Task instructions:
Return the lines below from the first one through the line containing "x-tick-mark bbox=[550, 651, 560, 658]", both included, copied character for character.

####################

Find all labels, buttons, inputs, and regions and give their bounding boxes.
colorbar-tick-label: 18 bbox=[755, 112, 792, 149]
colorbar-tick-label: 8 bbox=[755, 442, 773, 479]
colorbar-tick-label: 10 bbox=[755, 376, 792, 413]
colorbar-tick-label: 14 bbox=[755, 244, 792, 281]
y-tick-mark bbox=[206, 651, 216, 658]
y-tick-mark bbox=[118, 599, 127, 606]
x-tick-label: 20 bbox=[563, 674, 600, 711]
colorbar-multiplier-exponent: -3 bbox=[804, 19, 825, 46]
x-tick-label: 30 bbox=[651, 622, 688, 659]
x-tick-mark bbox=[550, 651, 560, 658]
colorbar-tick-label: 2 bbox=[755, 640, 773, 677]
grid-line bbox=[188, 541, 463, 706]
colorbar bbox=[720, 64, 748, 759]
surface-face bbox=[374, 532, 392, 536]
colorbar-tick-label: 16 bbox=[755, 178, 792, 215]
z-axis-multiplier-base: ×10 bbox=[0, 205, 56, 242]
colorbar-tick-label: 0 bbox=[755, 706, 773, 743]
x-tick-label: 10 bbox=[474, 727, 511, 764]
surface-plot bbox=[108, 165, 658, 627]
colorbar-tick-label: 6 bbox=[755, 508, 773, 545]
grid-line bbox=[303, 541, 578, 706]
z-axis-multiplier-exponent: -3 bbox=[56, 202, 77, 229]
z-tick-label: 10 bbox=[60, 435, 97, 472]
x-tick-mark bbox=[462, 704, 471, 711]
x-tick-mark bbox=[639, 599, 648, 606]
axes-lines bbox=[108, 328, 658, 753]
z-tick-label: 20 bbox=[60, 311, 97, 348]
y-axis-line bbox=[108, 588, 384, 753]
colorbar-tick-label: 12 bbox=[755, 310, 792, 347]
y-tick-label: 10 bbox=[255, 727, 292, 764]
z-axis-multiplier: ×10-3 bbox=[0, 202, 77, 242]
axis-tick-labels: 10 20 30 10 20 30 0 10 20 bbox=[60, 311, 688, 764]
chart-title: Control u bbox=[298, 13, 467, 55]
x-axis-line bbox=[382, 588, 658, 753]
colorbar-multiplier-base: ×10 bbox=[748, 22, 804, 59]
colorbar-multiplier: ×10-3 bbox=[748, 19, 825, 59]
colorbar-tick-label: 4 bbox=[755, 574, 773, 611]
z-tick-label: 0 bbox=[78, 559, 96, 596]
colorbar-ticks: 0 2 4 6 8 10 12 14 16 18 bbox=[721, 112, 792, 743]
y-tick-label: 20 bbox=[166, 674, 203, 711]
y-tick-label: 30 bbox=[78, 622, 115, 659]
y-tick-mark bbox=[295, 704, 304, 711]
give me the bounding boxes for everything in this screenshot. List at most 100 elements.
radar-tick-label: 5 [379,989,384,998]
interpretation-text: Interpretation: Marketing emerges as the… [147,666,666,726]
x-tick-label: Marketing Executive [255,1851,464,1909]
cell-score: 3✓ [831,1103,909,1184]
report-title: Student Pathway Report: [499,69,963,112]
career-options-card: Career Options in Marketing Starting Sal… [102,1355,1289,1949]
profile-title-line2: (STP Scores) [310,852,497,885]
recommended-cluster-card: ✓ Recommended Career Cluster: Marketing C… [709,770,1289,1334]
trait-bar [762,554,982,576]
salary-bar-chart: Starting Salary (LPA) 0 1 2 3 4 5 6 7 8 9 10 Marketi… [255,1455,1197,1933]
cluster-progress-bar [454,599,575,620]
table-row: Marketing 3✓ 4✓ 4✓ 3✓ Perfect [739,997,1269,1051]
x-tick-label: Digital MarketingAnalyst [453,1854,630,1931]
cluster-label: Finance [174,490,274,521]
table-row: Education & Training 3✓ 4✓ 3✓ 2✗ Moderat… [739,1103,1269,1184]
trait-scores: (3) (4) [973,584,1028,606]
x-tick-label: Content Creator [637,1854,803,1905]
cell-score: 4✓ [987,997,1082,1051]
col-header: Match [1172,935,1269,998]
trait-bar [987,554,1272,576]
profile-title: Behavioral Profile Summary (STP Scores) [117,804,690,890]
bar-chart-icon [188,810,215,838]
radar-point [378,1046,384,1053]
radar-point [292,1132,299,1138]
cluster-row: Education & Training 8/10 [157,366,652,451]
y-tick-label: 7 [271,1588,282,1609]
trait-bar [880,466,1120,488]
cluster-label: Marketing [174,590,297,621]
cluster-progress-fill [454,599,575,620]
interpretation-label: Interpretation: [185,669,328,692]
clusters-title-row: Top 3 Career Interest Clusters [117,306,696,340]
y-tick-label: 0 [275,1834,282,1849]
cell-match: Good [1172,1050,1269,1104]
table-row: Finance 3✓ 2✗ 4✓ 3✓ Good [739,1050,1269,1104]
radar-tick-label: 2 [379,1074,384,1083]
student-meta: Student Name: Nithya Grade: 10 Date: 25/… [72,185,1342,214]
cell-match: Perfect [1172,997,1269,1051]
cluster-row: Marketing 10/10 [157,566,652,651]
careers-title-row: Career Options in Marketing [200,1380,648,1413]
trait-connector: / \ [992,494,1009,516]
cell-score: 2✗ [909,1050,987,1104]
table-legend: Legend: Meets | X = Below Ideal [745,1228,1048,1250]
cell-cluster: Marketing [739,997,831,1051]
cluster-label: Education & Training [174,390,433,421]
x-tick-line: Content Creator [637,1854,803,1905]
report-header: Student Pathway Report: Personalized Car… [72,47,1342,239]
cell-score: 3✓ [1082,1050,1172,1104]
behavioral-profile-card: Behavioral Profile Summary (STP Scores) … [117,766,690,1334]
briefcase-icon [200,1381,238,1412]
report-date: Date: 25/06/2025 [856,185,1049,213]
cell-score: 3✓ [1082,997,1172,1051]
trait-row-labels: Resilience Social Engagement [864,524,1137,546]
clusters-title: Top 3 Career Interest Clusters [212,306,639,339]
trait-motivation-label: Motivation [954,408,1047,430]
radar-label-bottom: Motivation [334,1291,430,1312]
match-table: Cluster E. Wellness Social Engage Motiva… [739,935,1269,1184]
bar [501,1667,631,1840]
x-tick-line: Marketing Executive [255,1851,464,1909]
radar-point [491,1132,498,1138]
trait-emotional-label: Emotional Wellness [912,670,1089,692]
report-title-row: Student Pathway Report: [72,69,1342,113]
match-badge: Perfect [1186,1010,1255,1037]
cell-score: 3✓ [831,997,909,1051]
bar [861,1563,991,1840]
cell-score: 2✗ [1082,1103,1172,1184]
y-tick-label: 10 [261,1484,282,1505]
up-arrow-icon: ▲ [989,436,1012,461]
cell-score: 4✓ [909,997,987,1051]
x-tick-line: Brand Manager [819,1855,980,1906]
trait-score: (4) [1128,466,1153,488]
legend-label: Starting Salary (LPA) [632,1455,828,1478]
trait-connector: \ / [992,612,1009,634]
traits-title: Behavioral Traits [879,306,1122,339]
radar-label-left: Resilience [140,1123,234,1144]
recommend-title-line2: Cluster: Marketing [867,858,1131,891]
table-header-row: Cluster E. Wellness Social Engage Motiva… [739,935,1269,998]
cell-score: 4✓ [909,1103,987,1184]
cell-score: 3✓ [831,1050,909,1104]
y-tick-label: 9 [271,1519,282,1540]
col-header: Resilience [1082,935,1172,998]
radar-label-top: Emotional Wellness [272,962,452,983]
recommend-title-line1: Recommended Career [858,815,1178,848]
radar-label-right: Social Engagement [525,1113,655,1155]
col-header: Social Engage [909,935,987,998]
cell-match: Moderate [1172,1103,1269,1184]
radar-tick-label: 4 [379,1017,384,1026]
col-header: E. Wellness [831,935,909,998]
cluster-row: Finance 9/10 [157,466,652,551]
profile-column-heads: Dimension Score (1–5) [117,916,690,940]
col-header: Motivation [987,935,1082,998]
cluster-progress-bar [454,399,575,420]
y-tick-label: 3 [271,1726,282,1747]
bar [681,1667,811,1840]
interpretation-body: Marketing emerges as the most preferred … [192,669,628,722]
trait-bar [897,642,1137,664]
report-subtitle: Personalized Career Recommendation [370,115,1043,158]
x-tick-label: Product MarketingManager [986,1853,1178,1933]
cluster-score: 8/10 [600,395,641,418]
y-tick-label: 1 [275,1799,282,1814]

####################

Answer for this exercise:
Find all labels, buttons, inputs, and regions and give their bounding boxes.
colorbar-tick-label: 18 bbox=[755, 112, 792, 149]
colorbar-tick-label: 8 bbox=[755, 442, 773, 479]
colorbar-tick-label: 10 bbox=[755, 376, 792, 413]
colorbar-tick-label: 14 bbox=[755, 244, 792, 281]
y-tick-mark bbox=[206, 651, 216, 658]
y-tick-mark bbox=[118, 599, 127, 606]
x-tick-label: 20 bbox=[563, 674, 600, 711]
colorbar-multiplier-exponent: -3 bbox=[804, 19, 825, 46]
x-tick-label: 30 bbox=[651, 622, 688, 659]
x-tick-mark bbox=[550, 651, 560, 658]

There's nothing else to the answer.